Go through the listing and pick out each line with the word "color" in it.

**Information provided**
——————————

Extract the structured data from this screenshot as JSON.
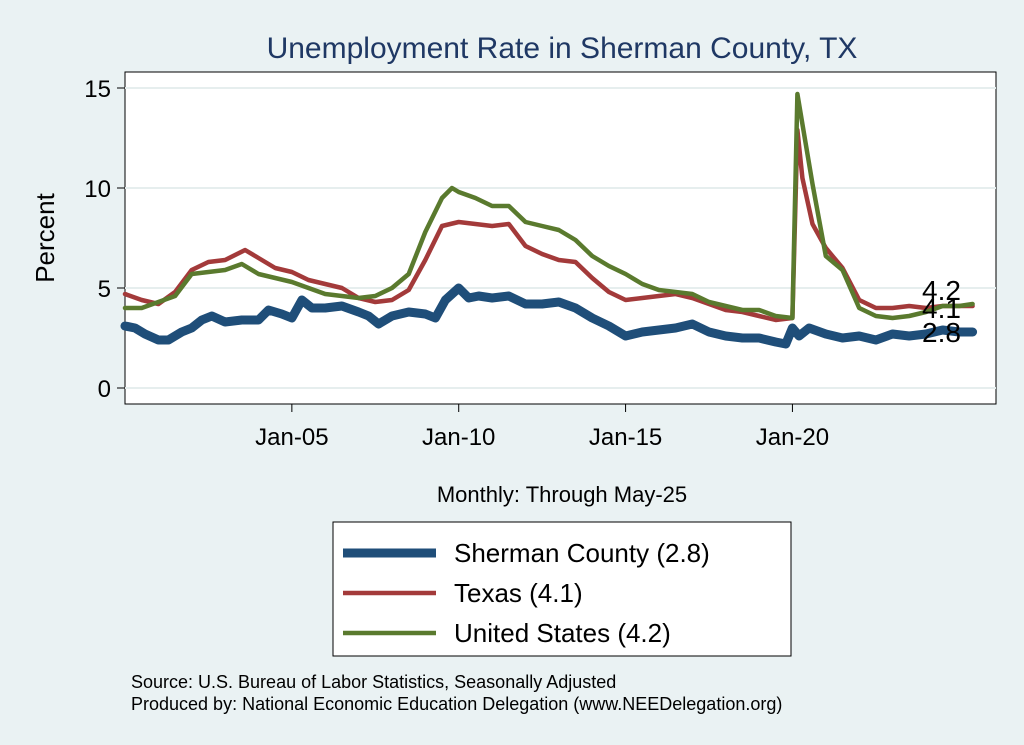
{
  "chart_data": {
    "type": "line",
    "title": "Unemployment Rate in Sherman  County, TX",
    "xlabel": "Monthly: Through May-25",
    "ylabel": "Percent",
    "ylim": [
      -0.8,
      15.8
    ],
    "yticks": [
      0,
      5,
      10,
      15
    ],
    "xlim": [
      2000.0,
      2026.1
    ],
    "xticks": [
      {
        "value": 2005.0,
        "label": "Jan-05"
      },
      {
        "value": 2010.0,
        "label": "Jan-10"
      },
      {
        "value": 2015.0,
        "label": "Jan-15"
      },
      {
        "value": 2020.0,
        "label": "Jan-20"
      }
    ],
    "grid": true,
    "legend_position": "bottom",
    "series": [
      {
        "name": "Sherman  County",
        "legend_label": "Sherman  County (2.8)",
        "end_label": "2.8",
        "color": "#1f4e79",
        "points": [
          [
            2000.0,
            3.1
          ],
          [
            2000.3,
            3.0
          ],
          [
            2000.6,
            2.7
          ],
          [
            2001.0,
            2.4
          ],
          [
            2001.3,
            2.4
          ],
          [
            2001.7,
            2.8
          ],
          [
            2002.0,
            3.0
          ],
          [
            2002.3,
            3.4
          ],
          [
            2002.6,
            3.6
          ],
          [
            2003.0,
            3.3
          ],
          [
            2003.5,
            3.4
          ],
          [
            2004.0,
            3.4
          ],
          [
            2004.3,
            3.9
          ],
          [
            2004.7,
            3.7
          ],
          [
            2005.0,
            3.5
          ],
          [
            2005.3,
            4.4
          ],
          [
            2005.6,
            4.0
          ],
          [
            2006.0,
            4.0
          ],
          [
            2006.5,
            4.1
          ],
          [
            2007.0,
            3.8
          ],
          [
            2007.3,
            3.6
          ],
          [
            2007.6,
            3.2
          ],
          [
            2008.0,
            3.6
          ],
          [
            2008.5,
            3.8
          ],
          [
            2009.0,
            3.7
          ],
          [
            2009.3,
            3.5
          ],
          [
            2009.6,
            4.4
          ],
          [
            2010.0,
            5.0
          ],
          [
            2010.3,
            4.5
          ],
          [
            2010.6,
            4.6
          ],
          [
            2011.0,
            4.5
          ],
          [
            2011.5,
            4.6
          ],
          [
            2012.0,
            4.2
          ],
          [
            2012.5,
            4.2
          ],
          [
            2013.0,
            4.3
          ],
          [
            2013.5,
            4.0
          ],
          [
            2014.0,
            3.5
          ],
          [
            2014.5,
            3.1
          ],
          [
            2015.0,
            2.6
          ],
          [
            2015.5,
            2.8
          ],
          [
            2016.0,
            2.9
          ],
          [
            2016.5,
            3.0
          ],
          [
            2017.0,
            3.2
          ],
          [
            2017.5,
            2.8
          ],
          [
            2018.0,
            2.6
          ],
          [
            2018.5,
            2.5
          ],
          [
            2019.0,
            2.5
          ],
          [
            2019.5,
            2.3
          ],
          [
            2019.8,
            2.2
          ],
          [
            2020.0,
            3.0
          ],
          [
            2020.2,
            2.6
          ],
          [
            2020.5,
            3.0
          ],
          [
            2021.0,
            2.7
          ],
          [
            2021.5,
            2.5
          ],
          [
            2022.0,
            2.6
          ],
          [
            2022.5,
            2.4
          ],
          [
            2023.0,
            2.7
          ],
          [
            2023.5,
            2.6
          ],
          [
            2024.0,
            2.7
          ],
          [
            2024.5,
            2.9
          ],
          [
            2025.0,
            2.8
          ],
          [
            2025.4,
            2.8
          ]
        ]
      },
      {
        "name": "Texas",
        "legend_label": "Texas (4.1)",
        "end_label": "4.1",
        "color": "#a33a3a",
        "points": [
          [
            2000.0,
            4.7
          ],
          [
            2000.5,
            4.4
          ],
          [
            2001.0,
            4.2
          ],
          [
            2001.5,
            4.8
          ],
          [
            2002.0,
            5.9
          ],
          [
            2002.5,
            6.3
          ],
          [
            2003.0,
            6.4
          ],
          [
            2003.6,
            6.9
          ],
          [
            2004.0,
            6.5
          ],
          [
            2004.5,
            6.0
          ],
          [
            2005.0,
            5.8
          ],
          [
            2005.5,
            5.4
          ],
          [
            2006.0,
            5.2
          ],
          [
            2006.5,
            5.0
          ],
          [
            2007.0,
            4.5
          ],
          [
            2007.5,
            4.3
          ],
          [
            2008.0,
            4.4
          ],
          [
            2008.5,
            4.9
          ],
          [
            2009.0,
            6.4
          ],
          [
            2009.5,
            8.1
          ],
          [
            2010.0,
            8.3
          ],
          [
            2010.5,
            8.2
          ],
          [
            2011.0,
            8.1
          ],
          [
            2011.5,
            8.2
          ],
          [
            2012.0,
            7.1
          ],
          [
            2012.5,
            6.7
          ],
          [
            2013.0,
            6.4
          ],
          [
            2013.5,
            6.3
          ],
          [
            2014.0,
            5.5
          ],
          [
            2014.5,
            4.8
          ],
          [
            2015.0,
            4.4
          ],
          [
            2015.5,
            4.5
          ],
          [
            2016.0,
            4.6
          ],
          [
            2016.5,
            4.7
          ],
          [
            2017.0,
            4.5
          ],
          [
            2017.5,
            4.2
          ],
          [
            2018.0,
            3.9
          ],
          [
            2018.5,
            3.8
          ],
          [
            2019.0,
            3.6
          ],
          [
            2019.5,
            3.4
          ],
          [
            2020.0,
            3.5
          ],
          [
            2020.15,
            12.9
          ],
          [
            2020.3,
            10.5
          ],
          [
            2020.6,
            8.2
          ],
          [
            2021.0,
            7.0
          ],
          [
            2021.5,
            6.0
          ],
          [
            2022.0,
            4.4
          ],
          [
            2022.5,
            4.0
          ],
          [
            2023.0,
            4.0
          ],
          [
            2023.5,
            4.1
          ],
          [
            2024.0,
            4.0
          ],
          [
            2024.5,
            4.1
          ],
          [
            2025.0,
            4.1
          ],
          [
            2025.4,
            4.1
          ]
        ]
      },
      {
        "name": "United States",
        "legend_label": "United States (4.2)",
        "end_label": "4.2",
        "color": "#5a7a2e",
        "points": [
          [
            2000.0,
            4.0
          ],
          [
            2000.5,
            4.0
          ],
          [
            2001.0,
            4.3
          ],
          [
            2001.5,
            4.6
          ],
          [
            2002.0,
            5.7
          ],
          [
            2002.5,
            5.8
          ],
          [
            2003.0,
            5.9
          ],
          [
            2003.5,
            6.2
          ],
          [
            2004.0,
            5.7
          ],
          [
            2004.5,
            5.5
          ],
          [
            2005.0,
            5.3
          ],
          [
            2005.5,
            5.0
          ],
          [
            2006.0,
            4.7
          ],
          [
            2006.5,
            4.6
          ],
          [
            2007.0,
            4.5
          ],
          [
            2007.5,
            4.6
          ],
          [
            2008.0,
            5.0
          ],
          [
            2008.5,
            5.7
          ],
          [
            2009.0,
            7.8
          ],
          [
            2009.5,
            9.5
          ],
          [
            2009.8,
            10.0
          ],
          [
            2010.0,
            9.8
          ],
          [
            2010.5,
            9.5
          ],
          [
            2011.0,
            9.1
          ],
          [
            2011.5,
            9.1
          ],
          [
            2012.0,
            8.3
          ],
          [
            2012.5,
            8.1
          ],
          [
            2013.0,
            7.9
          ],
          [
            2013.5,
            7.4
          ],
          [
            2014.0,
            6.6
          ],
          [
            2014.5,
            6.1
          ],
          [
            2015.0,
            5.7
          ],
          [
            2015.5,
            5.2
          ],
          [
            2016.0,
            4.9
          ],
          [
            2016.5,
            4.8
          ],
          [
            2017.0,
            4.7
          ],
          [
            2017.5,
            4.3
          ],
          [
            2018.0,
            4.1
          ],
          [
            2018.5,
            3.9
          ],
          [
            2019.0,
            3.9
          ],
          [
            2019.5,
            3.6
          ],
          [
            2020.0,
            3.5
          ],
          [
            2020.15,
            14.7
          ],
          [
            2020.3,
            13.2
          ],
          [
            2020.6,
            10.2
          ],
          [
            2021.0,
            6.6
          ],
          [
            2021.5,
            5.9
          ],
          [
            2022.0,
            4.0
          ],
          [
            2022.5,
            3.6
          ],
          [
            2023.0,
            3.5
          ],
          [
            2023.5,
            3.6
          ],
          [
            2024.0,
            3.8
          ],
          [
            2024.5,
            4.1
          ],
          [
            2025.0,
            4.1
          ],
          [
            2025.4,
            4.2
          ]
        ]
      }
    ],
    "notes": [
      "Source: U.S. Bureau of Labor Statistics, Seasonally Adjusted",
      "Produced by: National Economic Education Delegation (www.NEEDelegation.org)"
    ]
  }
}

——————————

**The output**
        "color": "#1f4e79",
        "color": "#a33a3a",
        "color": "#5a7a2e",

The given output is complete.